#### Given entries

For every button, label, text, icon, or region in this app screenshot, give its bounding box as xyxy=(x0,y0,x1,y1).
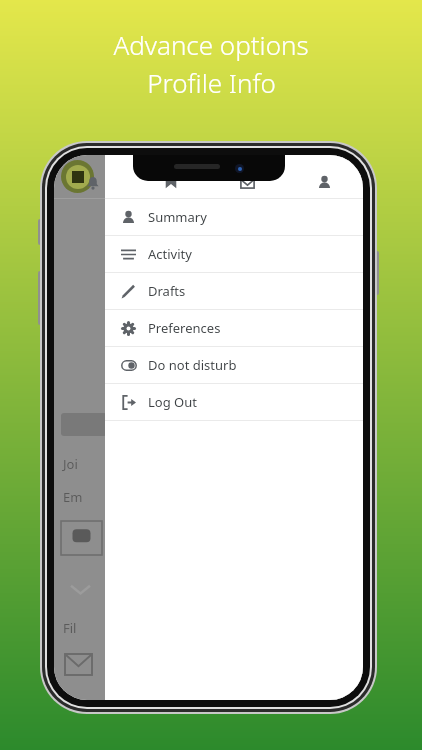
button[interactable]: Summary xyxy=(105,199,363,235)
button[interactable]: Bookmarks xyxy=(132,155,209,198)
button[interactable]: Profile xyxy=(286,155,363,198)
staticText: Advance options xyxy=(113,27,309,62)
staticText: Profile Info xyxy=(147,65,276,100)
button[interactable]: Log Out xyxy=(105,384,363,420)
button[interactable]: Do not disturb xyxy=(105,347,363,383)
staticText: Em xyxy=(63,488,83,506)
staticText: Summary xyxy=(148,208,207,226)
staticText: Joi xyxy=(63,455,78,473)
button[interactable]: Activity xyxy=(105,236,363,272)
staticText: Preferences xyxy=(148,319,221,337)
staticText: Log Out xyxy=(148,393,197,411)
button[interactable]: Drafts xyxy=(105,273,363,309)
staticText: Activity xyxy=(148,245,192,263)
staticText: Fil xyxy=(63,619,77,637)
button[interactable]: Messages xyxy=(209,155,286,198)
button[interactable]: Notifications xyxy=(54,155,132,198)
staticText: Drafts xyxy=(148,282,186,300)
button[interactable]: Preferences xyxy=(105,310,363,346)
staticText: Do not disturb xyxy=(148,356,237,374)
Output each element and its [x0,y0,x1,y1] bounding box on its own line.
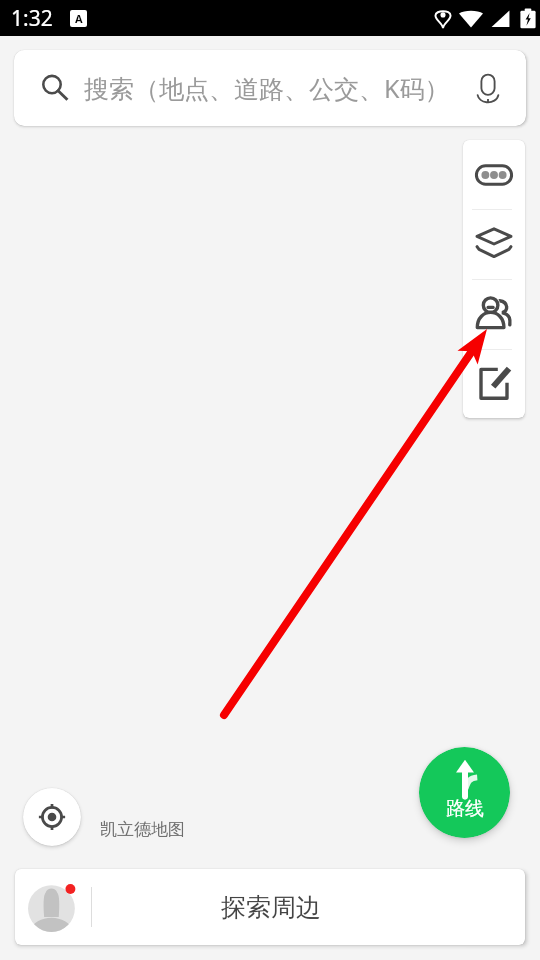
button[interactable]: 探索周边 [15,869,525,945]
staticText: 路线 [446,797,484,821]
button[interactable]: 路线 [419,747,510,838]
button[interactable]: Layers [463,210,525,279]
staticText: 1:32 [11,4,53,33]
button[interactable]: Traffic [463,140,525,209]
staticText: 探索周边 [221,892,321,923]
staticText: A [75,11,83,26]
button[interactable]: 搜索（地点、道路、公交、K码） [14,50,526,126]
button[interactable]: Voice search [470,70,506,106]
staticText: 搜索（地点、道路、公交、K码） [84,71,450,105]
button[interactable]: Report [463,350,525,418]
button[interactable]: My location [23,788,81,846]
staticText: 凯立德地图 [100,819,185,840]
button[interactable]: Friends [463,280,525,349]
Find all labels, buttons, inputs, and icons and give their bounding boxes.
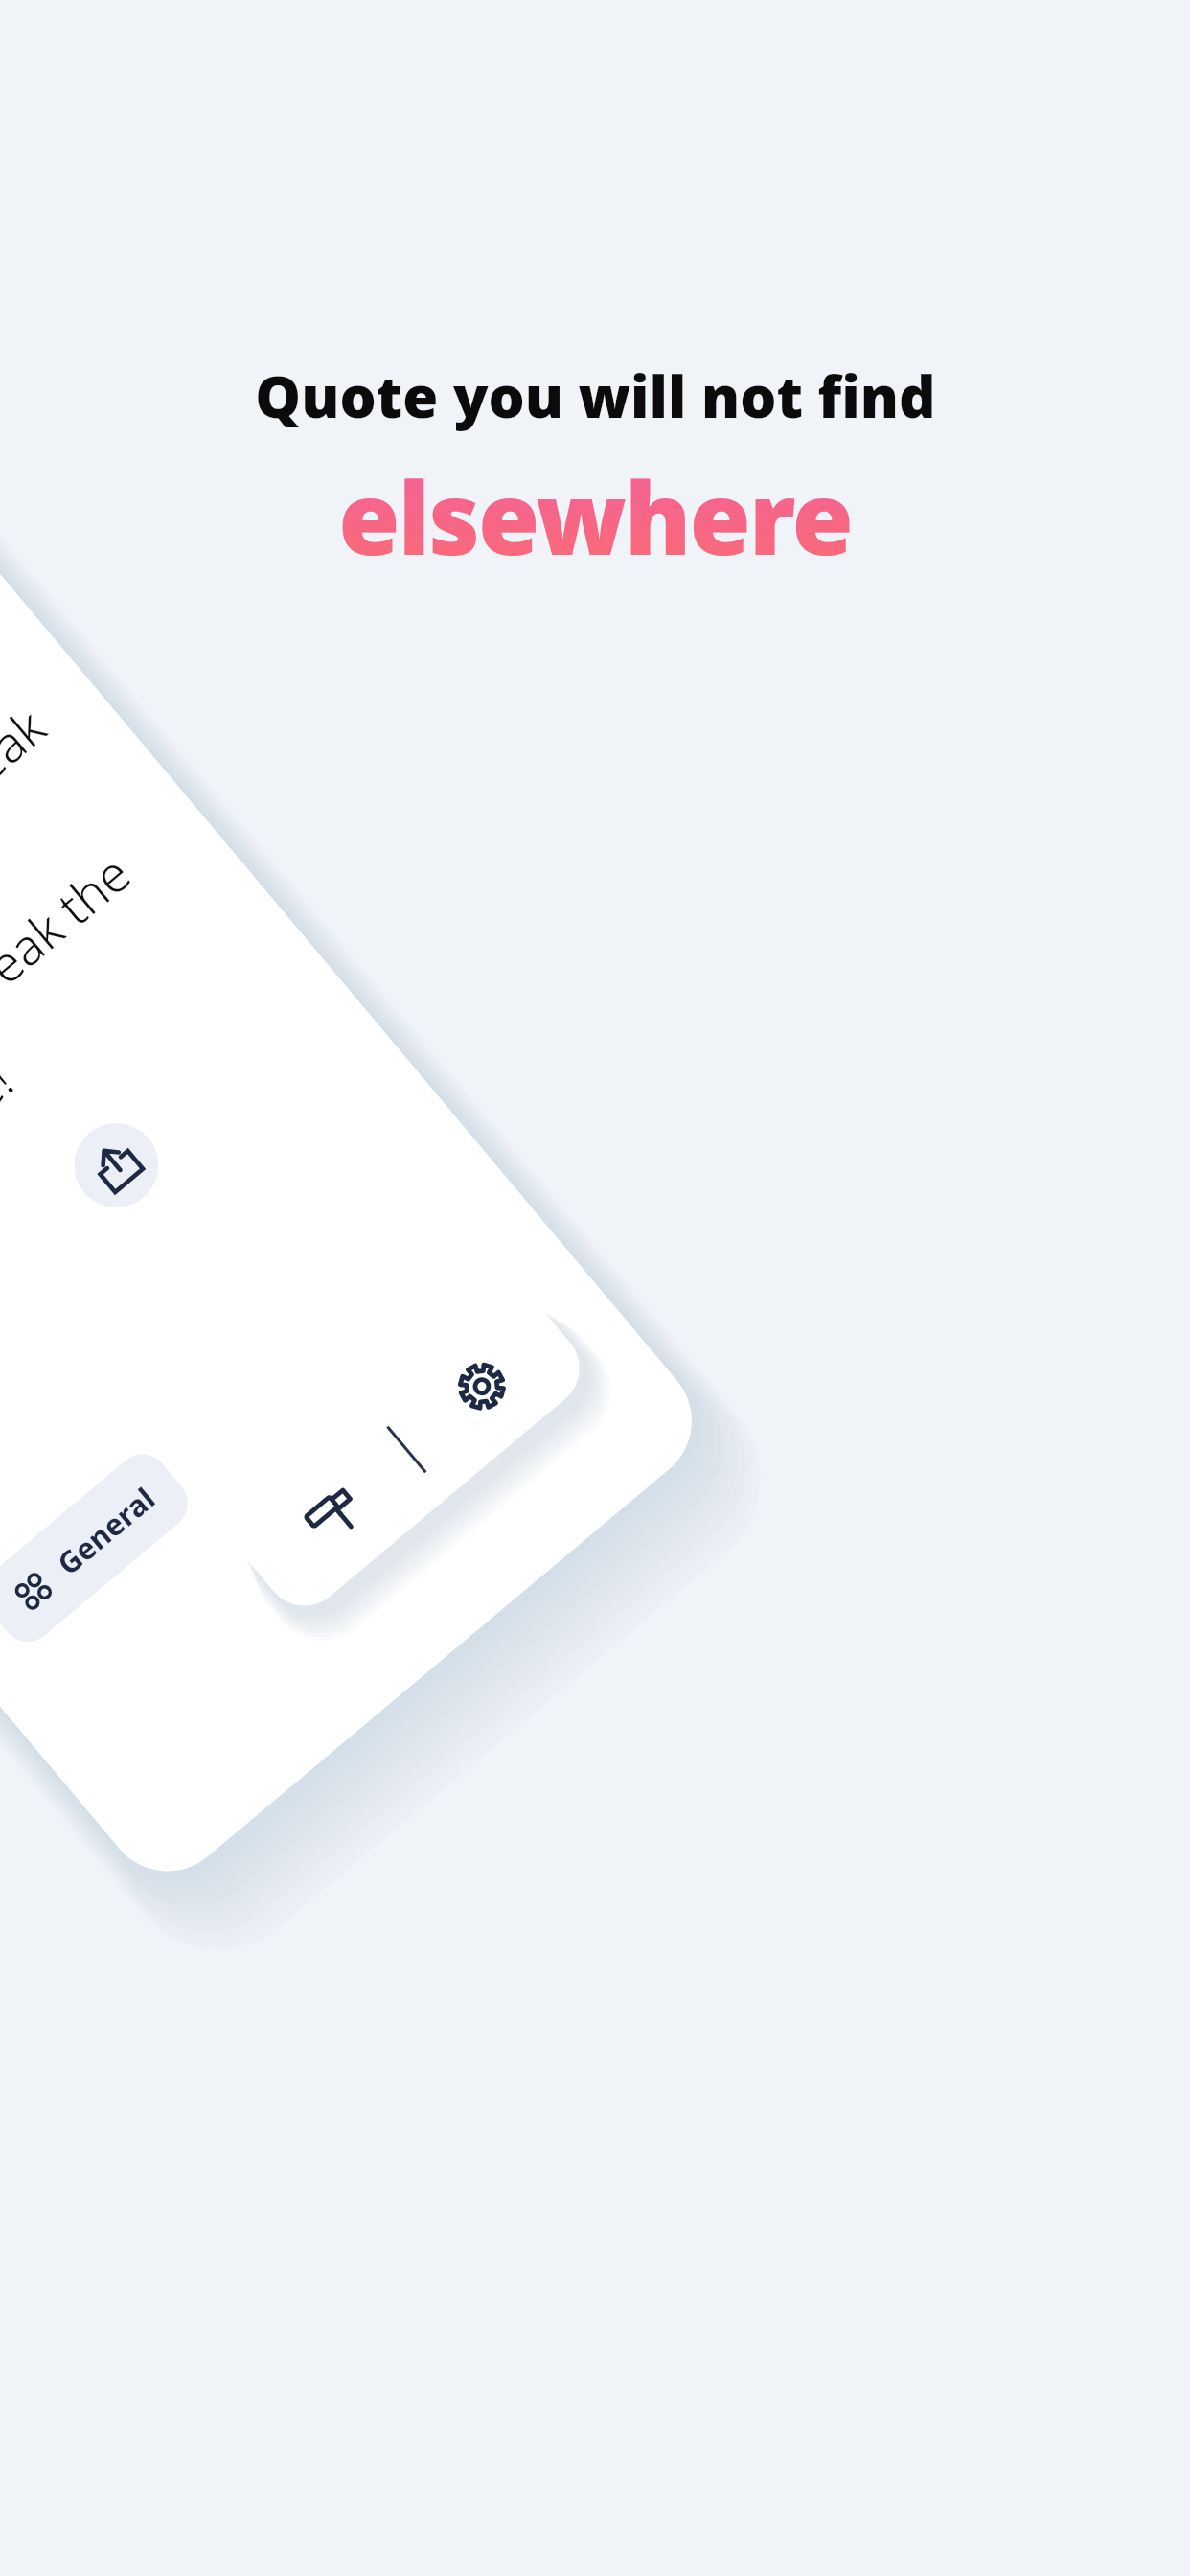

########

### Instructions to follow
Retype the entire listing above line for line, without any change, and leave out the pictures.

### Task response
For every button, label, text, icon, or region in this app screenshot, give its bounding box as xyxy=(x0,y0,x1,y1).
button[interactable]: Summary xyxy=(105,199,363,235)
button[interactable]: Bookmarks xyxy=(132,155,209,198)
button[interactable]: Profile xyxy=(286,155,363,198)
staticText: Advance options xyxy=(113,27,309,62)
staticText: Profile Info xyxy=(147,65,276,100)
button[interactable]: Log Out xyxy=(105,384,363,420)
button[interactable]: Do not disturb xyxy=(105,347,363,383)
staticText: Em xyxy=(63,488,83,506)
staticText: Summary xyxy=(148,208,207,226)
staticText: Joi xyxy=(63,455,78,473)
button[interactable]: Activity xyxy=(105,236,363,272)
staticText: Preferences xyxy=(148,319,221,337)
staticText: Log Out xyxy=(148,393,197,411)
button[interactable]: Drafts xyxy=(105,273,363,309)
staticText: Activity xyxy=(148,245,192,263)
staticText: Fil xyxy=(63,619,77,637)
button[interactable]: Messages xyxy=(209,155,286,198)
button[interactable]: Notifications xyxy=(54,155,132,198)
staticText: Drafts xyxy=(148,282,186,300)
button[interactable]: Preferences xyxy=(105,310,363,346)
staticText: Do not disturb xyxy=(148,356,237,374)
Output each element and its [x0,y0,x1,y1] bounding box on its own line.
button[interactable]: 探索周边 [15,869,525,945]
staticText: 路线 [446,797,484,821]
button[interactable]: 路线 [419,747,510,838]
button[interactable]: Layers [463,210,525,279]
staticText: 1:32 [11,4,53,33]
button[interactable]: Traffic [463,140,525,209]
staticText: 探索周边 [221,892,321,923]
staticText: A [75,11,83,26]
button[interactable]: 搜索（地点、道路、公交、K码） [14,50,526,126]
button[interactable]: Voice search [470,70,506,106]
staticText: 搜索（地点、道路、公交、K码） [84,71,450,105]
button[interactable]: Report [463,350,525,418]
button[interactable]: My location [23,788,81,846]
staticText: 凯立德地图 [100,819,185,840]
button[interactable]: Friends [463,280,525,349]
Find all labels, buttons, inputs, and icons and give their bounding boxes.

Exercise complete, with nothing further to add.